## Task to carry out:
Repeat the whole of the data, keeping every detail the same.

## Supplied records:
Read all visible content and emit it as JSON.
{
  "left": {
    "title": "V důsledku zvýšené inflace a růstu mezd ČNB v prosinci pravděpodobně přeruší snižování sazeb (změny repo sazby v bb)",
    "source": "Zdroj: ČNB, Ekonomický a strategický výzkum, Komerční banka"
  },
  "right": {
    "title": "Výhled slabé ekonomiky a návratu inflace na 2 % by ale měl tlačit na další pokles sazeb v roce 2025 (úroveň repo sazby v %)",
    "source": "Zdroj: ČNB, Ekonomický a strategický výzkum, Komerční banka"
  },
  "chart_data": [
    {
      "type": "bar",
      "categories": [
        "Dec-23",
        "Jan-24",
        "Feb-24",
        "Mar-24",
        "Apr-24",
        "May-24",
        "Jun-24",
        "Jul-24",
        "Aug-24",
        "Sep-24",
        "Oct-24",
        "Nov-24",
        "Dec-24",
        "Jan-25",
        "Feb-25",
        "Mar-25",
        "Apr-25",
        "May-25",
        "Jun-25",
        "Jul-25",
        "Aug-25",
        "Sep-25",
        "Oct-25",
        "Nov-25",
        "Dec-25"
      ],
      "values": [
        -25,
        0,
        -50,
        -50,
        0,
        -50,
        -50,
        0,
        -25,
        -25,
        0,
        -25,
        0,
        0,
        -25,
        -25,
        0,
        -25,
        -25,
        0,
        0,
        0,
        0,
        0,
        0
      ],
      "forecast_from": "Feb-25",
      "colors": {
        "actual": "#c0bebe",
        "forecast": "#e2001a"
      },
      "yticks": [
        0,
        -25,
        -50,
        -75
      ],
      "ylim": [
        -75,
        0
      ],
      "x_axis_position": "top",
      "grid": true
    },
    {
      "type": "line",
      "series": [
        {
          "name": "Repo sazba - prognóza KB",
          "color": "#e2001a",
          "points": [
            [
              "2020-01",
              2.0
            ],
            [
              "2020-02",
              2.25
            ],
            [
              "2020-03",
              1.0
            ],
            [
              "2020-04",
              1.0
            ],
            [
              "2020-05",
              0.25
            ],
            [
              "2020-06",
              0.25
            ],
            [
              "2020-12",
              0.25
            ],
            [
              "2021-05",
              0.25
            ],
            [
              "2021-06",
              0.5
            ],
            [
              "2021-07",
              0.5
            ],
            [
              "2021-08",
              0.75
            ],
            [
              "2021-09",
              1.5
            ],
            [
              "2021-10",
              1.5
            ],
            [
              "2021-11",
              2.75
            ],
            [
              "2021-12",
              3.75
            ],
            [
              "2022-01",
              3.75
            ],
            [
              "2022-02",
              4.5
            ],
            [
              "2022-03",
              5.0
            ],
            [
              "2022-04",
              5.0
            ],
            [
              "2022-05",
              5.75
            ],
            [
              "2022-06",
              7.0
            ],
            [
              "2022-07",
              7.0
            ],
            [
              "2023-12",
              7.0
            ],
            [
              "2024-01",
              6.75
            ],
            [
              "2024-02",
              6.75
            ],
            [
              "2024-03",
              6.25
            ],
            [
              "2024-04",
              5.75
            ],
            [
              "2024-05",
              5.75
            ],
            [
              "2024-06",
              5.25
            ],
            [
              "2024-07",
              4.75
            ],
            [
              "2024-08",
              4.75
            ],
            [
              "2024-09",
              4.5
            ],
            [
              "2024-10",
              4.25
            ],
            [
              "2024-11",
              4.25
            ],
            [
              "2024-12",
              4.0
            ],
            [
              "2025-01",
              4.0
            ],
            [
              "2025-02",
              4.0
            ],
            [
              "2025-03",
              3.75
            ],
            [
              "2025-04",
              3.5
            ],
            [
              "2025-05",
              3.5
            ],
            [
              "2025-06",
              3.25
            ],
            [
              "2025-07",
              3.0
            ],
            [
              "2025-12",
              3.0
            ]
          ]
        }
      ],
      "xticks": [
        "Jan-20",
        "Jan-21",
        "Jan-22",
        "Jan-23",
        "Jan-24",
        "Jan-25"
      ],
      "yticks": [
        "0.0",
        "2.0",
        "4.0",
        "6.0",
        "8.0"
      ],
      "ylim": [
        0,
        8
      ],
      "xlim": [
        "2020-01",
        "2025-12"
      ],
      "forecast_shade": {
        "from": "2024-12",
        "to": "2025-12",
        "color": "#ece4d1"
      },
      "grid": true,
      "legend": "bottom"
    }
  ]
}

## Exercise output:
Read all visible content and emit it as JSON.
{
  "left": {
    "title": "V důsledku zvýšené inflace a růstu mezd ČNB v prosinci pravděpodobně přeruší snižování sazeb (změny repo sazby v bb)",
    "source": "Zdroj: ČNB, Ekonomický a strategický výzkum, Komerční banka"
  },
  "right": {
    "title": "Výhled slabé ekonomiky a návratu inflace na 2 % by ale měl tlačit na další pokles sazeb v roce 2025 (úroveň repo sazby v %)",
    "source": "Zdroj: ČNB, Ekonomický a strategický výzkum, Komerční banka"
  },
  "chart_data": [
    {
      "type": "bar",
      "categories": [
        "Dec-23",
        "Jan-24",
        "Feb-24",
        "Mar-24",
        "Apr-24",
        "May-24",
        "Jun-24",
        "Jul-24",
        "Aug-24",
        "Sep-24",
        "Oct-24",
        "Nov-24",
        "Dec-24",
        "Jan-25",
        "Feb-25",
        "Mar-25",
        "Apr-25",
        "May-25",
        "Jun-25",
        "Jul-25",
        "Aug-25",
        "Sep-25",
        "Oct-25",
        "Nov-25",
        "Dec-25"
      ],
      "values": [
        -25,
        0,
        -50,
        -50,
        0,
        -50,
        -50,
        0,
        -25,
        -25,
        0,
        -25,
        0,
        0,
        -25,
        -25,
        0,
        -25,
        -25,
        0,
        0,
        0,
        0,
        0,
        0
      ],
      "forecast_from": "Feb-25",
      "colors": {
        "actual": "#c0bebe",
        "forecast": "#e2001a"
      },
      "yticks": [
        0,
        -25,
        -50,
        -75
      ],
      "ylim": [
        -75,
        0
      ],
      "x_axis_position": "top",
      "grid": true
    },
    {
      "type": "line",
      "series": [
        {
          "name": "Repo sazba - prognóza KB",
          "color": "#e2001a",
          "points": [
            [
              "2020-01",
              2.0
            ],
            [
              "2020-02",
              2.25
            ],
            [
              "2020-03",
              1.0
            ],
            [
              "2020-04",
              1.0
            ],
            [
              "2020-05",
              0.25
            ],
            [
              "2020-06",
              0.25
            ],
            [
              "2020-12",
              0.25
            ],
            [
              "2021-05",
              0.25
            ],
            [
              "2021-06",
              0.5
            ],
            [
              "2021-07",
              0.5
            ],
            [
              "2021-08",
              0.75
            ],
            [
              "2021-09",
              1.5
            ],
            [
              "2021-10",
              1.5
            ],
            [
              "2021-11",
              2.75
            ],
            [
              "2021-12",
              3.75
            ],
            [
              "2022-01",
              3.75
            ],
            [
              "2022-02",
              4.5
            ],
            [
              "2022-03",
              5.0
            ],
            [
              "2022-04",
              5.0
            ],
            [
              "2022-05",
              5.75
            ],
            [
              "2022-06",
              7.0
            ],
            [
              "2022-07",
              7.0
            ],
            [
              "2023-12",
              7.0
            ],
            [
              "2024-01",
              6.75
            ],
            [
              "2024-02",
              6.75
            ],
            [
              "2024-03",
              6.25
            ],
            [
              "2024-04",
              5.75
            ],
            [
              "2024-05",
              5.75
            ],
            [
              "2024-06",
              5.25
            ],
            [
              "2024-07",
              4.75
            ],
            [
              "2024-08",
              4.75
            ],
            [
              "2024-09",
              4.5
            ],
            [
              "2024-10",
              4.25
            ],
            [
              "2024-11",
              4.25
            ],
            [
              "2024-12",
              4.0
            ],
            [
              "2025-01",
              4.0
            ],
            [
              "2025-02",
              4.0
            ],
            [
              "2025-03",
              3.75
            ],
            [
              "2025-04",
              3.5
            ],
            [
              "2025-05",
              3.5
            ],
            [
              "2025-06",
              3.25
            ],
            [
              "2025-07",
              3.0
            ],
            [
              "2025-12",
              3.0
            ]
          ]
        }
      ],
      "xticks": [
        "Jan-20",
        "Jan-21",
        "Jan-22",
        "Jan-23",
        "Jan-24",
        "Jan-25"
      ],
      "yticks": [
        "0.0",
        "2.0",
        "4.0",
        "6.0",
        "8.0"
      ],
      "ylim": [
        0,
        8
      ],
      "xlim": [
        "2020-01",
        "2025-12"
      ],
      "forecast_shade": {
        "from": "2024-12",
        "to": "2025-12",
        "color": "#ece4d1"
      },
      "grid": true,
      "legend": "bottom"
    }
  ]
}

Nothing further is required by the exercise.